■ What to do:
Give the lines again exactly, from the one holding "Give me a plain-text" to the last line of the listing below, both ends included and nothing added.

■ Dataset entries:
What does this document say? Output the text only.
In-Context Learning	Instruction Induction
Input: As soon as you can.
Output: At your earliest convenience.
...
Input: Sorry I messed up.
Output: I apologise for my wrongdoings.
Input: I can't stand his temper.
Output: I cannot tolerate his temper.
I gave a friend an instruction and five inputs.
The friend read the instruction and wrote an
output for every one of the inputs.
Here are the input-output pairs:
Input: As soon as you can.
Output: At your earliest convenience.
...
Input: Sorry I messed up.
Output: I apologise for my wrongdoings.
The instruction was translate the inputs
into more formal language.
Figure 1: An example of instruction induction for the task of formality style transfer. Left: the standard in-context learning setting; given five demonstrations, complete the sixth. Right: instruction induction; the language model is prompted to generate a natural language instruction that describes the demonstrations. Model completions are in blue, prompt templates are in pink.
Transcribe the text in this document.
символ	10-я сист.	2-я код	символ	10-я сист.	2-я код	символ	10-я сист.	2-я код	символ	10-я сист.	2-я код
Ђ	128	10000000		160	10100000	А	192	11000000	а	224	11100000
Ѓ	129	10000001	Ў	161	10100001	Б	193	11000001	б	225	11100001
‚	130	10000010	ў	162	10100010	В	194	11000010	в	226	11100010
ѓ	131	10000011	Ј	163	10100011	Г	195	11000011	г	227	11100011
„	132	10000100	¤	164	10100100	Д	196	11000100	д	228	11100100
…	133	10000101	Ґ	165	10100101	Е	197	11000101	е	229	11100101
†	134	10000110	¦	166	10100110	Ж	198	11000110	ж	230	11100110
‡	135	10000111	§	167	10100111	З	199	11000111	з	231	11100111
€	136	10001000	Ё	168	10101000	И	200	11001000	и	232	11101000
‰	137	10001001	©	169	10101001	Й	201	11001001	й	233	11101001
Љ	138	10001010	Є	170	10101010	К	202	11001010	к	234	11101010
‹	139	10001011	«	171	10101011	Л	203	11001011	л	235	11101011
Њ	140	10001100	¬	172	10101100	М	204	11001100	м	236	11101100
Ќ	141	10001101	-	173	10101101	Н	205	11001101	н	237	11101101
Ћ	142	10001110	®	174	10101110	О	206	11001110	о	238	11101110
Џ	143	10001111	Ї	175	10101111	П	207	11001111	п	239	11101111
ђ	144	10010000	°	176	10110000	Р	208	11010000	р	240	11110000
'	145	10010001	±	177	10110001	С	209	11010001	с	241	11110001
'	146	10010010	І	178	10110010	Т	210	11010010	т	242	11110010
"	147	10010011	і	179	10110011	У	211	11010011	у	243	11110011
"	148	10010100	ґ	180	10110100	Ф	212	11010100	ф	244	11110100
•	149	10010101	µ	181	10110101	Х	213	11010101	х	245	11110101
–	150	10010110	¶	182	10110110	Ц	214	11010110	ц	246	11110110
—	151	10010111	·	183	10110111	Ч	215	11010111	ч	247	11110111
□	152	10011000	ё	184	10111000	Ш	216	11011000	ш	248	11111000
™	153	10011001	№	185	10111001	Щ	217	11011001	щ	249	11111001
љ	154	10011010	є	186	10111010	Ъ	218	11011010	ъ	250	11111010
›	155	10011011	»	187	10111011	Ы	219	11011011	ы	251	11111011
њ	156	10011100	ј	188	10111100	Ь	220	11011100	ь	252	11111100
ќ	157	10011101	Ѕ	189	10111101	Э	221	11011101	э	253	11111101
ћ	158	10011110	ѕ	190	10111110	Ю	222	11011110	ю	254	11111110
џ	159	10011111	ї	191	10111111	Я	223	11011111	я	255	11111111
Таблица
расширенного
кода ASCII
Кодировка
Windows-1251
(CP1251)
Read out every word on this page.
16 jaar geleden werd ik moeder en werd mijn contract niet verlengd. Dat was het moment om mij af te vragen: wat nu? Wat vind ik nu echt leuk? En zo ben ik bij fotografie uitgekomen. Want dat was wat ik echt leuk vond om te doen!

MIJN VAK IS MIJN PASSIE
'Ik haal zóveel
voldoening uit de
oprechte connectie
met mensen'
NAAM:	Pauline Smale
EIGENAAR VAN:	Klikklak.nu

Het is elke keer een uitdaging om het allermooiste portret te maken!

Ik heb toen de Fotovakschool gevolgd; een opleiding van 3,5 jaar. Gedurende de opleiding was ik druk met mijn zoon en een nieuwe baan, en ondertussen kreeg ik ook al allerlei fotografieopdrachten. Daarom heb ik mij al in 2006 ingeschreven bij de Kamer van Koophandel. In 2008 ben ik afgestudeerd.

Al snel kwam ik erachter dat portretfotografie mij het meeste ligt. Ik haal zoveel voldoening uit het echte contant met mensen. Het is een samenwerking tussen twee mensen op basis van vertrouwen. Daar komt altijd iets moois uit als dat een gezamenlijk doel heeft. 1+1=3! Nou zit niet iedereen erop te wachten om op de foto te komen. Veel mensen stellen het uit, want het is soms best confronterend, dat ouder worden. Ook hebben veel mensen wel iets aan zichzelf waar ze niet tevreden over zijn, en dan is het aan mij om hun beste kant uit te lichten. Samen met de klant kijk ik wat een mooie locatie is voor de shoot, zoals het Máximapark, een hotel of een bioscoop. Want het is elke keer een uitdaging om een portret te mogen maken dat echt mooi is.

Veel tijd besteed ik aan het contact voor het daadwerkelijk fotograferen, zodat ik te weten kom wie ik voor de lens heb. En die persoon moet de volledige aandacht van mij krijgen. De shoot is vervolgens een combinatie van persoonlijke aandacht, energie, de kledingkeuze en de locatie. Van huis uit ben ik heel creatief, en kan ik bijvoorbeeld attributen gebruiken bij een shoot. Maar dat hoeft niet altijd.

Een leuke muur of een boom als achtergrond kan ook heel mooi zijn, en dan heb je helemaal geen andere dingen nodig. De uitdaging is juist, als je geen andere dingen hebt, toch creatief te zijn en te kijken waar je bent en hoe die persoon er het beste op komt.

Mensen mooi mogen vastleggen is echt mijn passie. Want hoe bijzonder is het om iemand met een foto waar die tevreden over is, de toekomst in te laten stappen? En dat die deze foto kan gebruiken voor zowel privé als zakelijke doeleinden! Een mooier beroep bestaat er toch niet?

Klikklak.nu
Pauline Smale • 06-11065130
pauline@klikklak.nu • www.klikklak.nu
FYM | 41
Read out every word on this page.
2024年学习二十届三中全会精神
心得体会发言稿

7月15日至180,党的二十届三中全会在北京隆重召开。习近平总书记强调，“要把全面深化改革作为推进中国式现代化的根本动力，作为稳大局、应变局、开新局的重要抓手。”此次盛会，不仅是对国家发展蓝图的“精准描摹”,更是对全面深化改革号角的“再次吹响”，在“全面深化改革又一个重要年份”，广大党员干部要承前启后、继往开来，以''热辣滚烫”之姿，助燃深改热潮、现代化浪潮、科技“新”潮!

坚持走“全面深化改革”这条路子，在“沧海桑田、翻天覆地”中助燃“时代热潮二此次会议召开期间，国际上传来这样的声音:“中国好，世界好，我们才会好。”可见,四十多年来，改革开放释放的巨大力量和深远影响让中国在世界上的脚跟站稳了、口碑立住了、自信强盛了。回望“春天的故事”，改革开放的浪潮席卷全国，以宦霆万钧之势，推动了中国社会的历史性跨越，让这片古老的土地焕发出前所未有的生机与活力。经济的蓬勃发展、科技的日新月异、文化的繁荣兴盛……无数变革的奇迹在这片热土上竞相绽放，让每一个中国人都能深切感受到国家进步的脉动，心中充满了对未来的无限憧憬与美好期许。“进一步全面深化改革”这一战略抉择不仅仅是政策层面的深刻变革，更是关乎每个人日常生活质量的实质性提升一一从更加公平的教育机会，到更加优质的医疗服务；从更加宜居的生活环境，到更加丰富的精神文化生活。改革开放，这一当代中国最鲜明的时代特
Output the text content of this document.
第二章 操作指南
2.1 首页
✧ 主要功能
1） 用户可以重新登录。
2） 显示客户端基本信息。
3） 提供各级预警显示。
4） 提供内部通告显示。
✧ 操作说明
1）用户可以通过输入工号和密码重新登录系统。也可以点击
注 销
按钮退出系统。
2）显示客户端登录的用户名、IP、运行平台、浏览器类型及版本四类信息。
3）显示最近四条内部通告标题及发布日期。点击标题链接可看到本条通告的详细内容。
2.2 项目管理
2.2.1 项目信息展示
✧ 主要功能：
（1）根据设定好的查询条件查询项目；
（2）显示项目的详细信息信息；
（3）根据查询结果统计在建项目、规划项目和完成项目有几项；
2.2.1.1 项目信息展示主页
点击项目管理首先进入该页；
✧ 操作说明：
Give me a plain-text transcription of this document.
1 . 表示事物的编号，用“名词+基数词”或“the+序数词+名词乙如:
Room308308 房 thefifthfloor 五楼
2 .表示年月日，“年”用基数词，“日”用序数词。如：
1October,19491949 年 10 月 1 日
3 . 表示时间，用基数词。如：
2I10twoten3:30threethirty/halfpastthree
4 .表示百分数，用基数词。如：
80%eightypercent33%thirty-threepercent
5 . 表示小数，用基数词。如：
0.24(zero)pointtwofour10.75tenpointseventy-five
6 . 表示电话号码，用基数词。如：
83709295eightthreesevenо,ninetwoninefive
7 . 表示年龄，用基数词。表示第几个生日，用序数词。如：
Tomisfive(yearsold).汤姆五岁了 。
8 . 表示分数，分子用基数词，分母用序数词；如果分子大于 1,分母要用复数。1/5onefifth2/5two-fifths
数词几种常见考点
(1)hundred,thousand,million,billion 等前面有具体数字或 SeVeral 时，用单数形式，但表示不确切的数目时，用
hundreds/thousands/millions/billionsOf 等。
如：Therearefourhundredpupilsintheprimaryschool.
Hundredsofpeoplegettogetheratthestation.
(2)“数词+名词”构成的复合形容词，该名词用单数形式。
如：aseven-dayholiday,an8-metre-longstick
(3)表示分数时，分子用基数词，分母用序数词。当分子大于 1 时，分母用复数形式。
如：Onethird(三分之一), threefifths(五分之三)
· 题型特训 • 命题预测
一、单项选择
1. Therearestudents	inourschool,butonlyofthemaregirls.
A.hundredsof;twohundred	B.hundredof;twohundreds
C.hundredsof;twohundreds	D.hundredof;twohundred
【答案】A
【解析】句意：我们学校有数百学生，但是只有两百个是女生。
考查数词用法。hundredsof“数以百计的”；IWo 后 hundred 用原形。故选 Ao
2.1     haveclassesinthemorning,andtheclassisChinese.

■ Correct answer:
Give me a plain-text transcription of this document.
1 . 表示事物的编号，用“名词+基数词”或“the+序数词+名词乙如:
Room308308 房 thefifthfloor 五楼
2 .表示年月日，“年”用基数词，“日”用序数词。如：
1October,19491949 年 10 月 1 日
3 . 表示时间，用基数词。如：
2I10twoten3:30threethirty/halfpastthree
4 .表示百分数，用基数词。如：
80%eightypercent33%thirty-threepercent
5 . 表示小数，用基数词。如：
0.24(zero)pointtwofour10.75tenpointseventy-five
6 . 表示电话号码，用基数词。如：
83709295eightthreesevenо,ninetwoninefive
7 . 表示年龄，用基数词。表示第几个生日，用序数词。如：
Tomisfive(yearsold).汤姆五岁了 。
8 . 表示分数，分子用基数词，分母用序数词；如果分子大于 1,分母要用复数。1/5onefifth2/5two-fifths
数词几种常见考点
(1)hundred,thousand,million,billion 等前面有具体数字或 SeVeral 时，用单数形式，但表示不确切的数目时，用
hundreds/thousands/millions/billionsOf 等。
如：Therearefourhundredpupilsintheprimaryschool.
Hundredsofpeoplegettogetheratthestation.
(2)“数词+名词”构成的复合形容词，该名词用单数形式。
如：aseven-dayholiday,an8-metre-longstick
(3)表示分数时，分子用基数词，分母用序数词。当分子大于 1 时，分母用复数形式。
如：Onethird(三分之一), threefifths(五分之三)
· 题型特训 • 命题预测
一、单项选择
1. Therearestudents	inourschool,butonlyofthemaregirls.
A.hundredsof;twohundred	B.hundredof;twohundreds
C.hundredsof;twohundreds	D.hundredof;twohundred
【答案】A
【解析】句意：我们学校有数百学生，但是只有两百个是女生。
考查数词用法。hundredsof“数以百计的”；IWo 后 hundred 用原形。故选 Ao
2.1     haveclassesinthemorning,andtheclassisChinese.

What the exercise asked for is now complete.